→ WHAT YOU ARE ASKED TO DO
Update the records from the start through the line containing "- column-header: 연령별: [587, 645, 775, 695]" so that every "category-label" becomes "category-name", and give back only those lines with nothing else changed.

+-------+

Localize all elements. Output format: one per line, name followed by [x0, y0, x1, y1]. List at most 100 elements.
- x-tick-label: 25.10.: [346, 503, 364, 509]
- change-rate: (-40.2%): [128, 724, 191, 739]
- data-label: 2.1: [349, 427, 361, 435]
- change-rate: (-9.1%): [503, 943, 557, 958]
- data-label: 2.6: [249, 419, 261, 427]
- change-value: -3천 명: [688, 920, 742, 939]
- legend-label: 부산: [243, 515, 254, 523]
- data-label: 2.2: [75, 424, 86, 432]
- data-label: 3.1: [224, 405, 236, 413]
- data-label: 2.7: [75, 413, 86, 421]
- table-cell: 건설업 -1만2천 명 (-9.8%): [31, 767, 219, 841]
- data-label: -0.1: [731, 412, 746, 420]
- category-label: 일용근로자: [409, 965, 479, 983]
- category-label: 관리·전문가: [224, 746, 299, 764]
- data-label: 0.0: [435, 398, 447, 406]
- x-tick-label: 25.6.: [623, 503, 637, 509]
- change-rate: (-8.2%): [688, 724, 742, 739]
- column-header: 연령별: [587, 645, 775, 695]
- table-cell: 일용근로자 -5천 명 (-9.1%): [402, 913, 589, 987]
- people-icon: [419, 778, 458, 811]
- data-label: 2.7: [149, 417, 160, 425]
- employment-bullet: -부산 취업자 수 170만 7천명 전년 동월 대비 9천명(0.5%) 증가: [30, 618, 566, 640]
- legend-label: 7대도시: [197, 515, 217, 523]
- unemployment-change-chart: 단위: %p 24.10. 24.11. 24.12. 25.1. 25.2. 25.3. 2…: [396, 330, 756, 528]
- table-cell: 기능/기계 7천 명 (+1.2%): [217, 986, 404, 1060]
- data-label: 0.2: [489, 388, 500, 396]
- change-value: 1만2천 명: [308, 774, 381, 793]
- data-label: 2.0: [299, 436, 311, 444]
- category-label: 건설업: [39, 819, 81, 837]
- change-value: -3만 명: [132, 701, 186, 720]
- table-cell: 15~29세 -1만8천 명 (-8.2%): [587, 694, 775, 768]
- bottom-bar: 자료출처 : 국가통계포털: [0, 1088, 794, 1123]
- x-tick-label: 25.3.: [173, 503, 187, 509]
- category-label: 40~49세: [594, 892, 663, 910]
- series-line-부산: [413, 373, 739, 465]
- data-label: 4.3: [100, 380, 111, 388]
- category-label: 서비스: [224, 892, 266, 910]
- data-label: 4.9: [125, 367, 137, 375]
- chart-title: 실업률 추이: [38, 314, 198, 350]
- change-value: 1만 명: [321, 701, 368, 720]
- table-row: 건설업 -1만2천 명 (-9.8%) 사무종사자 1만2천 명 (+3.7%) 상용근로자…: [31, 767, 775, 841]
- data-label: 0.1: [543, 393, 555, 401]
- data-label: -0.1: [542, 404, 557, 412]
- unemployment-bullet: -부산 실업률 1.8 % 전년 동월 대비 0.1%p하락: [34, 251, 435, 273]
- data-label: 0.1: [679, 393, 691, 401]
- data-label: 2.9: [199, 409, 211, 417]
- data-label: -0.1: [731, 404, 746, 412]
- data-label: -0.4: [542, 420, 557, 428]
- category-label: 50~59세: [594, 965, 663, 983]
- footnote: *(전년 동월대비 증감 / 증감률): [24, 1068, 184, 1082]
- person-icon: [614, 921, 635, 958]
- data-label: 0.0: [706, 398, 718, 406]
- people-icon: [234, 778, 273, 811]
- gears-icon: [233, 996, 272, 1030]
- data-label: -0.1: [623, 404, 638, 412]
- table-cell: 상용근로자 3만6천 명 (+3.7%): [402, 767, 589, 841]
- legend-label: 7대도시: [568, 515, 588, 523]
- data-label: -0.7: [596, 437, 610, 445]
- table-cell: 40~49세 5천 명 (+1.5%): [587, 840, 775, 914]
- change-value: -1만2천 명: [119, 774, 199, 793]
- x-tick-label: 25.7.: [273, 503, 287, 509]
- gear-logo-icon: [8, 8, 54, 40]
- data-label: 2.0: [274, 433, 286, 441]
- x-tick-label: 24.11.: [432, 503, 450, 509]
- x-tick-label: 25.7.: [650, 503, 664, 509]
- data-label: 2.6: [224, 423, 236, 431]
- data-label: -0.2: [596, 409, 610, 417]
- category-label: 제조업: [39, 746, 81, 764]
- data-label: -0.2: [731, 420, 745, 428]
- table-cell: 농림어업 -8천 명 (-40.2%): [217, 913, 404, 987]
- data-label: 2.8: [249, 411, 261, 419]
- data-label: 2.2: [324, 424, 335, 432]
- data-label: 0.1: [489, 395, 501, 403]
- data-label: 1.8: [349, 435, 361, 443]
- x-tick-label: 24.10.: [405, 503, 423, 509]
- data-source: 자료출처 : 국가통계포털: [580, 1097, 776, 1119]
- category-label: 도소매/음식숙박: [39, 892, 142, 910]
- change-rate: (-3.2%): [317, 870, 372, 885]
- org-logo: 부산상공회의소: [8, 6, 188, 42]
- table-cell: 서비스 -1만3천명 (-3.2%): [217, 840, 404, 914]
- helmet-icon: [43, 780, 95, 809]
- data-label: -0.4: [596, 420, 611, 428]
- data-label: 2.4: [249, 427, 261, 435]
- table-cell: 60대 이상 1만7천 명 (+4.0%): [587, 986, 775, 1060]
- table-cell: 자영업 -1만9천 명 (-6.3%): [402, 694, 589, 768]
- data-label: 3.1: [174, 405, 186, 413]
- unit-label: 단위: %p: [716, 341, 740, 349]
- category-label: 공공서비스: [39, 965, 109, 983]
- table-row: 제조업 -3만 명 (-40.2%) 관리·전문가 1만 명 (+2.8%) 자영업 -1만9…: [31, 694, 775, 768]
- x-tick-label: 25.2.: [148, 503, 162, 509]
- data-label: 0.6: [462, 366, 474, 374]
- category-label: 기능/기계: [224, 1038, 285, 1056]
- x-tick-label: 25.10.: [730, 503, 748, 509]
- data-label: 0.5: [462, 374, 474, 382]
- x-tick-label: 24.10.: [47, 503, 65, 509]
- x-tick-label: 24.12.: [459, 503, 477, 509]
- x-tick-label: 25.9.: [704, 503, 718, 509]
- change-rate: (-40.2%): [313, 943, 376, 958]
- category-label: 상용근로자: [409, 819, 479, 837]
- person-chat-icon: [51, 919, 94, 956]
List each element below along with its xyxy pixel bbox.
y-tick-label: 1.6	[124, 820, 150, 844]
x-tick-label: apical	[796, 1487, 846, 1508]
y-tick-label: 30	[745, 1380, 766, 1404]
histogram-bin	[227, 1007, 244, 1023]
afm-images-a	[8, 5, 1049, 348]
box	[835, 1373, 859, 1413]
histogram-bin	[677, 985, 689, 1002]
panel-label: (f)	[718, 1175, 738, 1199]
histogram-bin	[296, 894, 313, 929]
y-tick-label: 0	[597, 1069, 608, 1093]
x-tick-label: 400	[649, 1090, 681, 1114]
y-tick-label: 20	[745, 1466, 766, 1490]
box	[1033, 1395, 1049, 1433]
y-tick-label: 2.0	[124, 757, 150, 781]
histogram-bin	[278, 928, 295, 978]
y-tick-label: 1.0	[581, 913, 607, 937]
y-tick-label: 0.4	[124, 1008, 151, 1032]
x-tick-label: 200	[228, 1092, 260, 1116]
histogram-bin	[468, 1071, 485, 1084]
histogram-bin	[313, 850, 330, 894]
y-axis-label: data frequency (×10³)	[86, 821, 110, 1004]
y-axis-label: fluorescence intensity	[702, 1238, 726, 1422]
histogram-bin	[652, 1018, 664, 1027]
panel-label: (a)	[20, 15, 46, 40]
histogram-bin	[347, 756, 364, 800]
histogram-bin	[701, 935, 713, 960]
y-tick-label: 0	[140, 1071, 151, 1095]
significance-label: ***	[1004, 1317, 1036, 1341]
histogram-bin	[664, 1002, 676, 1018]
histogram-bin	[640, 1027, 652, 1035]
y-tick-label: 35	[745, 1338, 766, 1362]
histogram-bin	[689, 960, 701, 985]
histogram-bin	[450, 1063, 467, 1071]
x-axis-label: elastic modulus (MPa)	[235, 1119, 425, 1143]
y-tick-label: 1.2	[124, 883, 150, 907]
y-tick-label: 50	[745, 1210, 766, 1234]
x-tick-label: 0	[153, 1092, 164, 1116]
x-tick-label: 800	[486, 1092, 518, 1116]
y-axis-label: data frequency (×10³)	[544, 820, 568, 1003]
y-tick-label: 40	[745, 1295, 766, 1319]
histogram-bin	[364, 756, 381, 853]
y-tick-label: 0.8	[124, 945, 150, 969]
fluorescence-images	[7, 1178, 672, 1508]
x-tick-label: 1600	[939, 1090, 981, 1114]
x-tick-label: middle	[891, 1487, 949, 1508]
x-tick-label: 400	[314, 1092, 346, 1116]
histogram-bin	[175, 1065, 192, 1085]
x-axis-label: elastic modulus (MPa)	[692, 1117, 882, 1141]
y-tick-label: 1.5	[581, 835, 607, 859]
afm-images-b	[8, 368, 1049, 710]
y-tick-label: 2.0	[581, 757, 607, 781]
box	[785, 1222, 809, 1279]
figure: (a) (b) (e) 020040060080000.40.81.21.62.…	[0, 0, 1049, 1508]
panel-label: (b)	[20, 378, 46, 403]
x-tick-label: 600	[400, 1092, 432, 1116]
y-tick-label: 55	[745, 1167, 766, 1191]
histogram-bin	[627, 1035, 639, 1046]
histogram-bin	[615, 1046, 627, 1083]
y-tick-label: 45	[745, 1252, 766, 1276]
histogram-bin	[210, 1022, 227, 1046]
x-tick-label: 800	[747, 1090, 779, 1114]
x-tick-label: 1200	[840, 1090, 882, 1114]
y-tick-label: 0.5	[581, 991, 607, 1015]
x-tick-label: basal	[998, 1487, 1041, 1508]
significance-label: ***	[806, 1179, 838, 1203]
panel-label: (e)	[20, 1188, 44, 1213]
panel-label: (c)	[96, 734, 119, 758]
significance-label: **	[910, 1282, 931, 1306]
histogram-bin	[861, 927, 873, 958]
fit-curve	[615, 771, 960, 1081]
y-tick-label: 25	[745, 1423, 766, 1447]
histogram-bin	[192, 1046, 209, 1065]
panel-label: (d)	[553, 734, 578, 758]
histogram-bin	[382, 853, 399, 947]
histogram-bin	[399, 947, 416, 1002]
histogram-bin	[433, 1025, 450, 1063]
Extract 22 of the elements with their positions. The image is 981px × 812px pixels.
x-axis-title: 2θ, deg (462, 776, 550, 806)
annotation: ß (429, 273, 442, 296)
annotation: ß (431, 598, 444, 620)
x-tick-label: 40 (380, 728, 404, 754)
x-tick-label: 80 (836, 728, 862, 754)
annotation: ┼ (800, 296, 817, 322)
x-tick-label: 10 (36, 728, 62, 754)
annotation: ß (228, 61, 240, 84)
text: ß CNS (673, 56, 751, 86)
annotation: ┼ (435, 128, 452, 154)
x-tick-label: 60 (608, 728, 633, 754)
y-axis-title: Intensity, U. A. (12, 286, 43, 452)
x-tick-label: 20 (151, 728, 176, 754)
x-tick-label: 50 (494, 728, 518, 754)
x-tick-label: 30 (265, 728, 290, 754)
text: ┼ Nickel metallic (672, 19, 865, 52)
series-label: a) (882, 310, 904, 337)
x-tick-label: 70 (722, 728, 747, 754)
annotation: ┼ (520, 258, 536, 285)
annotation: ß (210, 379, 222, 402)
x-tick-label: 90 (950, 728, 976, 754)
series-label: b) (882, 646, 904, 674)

+-------+

→ FULL OUTPUT
Localize all elements. Output format: one per line, name followed by [x0, y0, x1, y1]. List at most 100 elements.
- x-tick-label: 25.10.: [346, 503, 364, 509]
- change-rate: (-40.2%): [128, 724, 191, 739]
- data-label: 2.1: [349, 427, 361, 435]
- change-rate: (-9.1%): [503, 943, 557, 958]
- data-label: 2.6: [249, 419, 261, 427]
- change-value: -3천 명: [688, 920, 742, 939]
- legend-label: 부산: [243, 515, 254, 523]
- data-label: 2.2: [75, 424, 86, 432]
- data-label: 3.1: [224, 405, 236, 413]
- data-label: 2.7: [75, 413, 86, 421]
- table-cell: 건설업 -1만2천 명 (-9.8%): [31, 767, 219, 841]
- data-label: -0.1: [731, 412, 746, 420]
- category-name: 일용근로자: [409, 965, 479, 983]
- category-name: 관리·전문가: [224, 746, 299, 764]
- data-label: 0.0: [435, 398, 447, 406]
- x-tick-label: 25.6.: [623, 503, 637, 509]
- change-rate: (-8.2%): [688, 724, 742, 739]
- column-header: 연령별: [587, 645, 775, 695]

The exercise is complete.